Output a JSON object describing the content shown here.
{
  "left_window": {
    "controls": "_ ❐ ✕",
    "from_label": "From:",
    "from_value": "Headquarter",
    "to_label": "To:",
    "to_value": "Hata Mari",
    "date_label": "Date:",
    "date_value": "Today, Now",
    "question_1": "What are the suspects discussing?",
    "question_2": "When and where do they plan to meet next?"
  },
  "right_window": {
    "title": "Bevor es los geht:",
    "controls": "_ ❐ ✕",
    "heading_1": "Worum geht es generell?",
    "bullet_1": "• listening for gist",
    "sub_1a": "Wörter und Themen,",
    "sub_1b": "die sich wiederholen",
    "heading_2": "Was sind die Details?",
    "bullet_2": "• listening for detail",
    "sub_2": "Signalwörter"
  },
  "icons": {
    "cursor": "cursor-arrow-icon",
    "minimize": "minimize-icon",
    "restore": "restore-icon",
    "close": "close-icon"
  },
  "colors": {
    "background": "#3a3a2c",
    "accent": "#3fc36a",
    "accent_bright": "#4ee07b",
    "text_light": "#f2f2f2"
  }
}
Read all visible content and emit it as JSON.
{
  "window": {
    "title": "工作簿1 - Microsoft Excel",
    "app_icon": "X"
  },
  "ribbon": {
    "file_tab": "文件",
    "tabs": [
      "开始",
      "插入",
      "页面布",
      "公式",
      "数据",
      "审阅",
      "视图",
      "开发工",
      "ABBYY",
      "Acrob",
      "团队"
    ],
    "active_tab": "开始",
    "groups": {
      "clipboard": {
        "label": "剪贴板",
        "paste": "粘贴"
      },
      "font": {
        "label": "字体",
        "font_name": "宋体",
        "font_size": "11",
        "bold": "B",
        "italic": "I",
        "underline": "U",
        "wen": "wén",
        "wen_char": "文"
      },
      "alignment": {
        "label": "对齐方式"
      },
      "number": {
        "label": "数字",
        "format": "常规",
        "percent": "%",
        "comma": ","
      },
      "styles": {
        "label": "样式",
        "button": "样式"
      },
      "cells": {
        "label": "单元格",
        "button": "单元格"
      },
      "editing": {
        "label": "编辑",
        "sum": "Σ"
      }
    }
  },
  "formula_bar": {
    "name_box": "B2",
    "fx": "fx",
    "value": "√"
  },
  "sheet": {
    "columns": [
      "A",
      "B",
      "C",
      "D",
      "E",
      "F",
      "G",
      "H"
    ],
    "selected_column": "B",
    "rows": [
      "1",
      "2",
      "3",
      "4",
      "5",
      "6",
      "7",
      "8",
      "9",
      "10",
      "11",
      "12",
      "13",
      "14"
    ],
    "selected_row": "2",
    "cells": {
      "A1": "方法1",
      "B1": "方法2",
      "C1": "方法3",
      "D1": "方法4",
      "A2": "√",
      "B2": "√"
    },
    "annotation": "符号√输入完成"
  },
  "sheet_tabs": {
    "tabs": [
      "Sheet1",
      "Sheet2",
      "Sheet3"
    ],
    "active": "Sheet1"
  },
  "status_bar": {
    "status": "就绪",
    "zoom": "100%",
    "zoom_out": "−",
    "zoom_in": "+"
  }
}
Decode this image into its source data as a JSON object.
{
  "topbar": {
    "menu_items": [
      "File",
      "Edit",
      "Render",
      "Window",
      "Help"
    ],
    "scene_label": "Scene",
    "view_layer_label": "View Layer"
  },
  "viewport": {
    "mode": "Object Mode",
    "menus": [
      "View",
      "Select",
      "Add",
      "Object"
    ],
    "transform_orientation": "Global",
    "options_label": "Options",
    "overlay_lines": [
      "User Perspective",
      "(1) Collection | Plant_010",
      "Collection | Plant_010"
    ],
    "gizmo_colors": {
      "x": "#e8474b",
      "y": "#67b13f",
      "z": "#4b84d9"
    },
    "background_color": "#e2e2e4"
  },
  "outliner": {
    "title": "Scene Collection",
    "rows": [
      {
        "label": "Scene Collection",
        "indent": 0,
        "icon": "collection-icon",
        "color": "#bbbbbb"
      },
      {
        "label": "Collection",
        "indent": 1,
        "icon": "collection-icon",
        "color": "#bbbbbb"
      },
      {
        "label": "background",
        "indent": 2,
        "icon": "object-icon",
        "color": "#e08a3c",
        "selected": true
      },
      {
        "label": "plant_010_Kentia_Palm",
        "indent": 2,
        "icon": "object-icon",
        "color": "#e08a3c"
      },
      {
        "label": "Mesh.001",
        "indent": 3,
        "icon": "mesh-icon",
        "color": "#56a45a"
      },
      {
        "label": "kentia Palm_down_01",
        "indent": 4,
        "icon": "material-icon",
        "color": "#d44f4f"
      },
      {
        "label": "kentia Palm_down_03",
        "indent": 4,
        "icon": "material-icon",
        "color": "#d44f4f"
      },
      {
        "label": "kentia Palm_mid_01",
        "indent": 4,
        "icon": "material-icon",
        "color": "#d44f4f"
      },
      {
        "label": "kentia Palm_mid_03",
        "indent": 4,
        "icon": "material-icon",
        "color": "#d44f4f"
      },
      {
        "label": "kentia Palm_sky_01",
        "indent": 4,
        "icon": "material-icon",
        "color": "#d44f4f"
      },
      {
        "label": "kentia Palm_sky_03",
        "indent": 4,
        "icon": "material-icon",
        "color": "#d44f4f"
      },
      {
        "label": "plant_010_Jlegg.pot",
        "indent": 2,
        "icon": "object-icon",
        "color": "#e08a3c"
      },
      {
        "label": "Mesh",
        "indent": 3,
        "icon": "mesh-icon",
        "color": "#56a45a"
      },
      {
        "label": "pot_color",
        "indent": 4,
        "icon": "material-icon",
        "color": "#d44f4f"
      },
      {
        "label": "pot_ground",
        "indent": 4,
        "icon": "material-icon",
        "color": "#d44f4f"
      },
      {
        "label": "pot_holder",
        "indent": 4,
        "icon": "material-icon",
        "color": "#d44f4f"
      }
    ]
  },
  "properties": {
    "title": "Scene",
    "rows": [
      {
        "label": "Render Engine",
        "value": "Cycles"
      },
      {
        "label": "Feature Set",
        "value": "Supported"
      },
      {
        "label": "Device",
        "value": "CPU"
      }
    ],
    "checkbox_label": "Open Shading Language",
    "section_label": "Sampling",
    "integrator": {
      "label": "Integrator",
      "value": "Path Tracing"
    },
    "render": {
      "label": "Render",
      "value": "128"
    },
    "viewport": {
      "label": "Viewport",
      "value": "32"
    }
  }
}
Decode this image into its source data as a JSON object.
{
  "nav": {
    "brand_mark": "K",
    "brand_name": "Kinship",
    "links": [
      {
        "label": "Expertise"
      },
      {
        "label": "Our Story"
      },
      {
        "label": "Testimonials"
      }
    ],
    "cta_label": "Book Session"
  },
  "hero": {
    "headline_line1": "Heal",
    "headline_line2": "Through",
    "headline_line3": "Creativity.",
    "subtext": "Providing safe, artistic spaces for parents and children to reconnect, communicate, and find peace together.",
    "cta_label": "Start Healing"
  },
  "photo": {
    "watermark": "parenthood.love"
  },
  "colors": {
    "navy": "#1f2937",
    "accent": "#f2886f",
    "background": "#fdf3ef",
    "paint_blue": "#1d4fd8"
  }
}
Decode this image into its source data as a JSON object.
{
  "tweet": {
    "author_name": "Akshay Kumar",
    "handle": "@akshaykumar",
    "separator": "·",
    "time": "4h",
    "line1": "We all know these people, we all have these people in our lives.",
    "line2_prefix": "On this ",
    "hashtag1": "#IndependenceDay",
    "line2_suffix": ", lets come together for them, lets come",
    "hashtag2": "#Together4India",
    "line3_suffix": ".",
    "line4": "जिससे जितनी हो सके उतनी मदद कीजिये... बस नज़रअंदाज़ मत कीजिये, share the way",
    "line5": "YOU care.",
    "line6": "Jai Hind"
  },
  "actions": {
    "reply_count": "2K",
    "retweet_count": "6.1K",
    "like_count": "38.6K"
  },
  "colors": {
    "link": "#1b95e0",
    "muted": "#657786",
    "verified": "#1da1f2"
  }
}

---

> [Task requirements]
How many lines of the listing above include the word "content"? Reply with the number alone.

> [Finished exercise]
2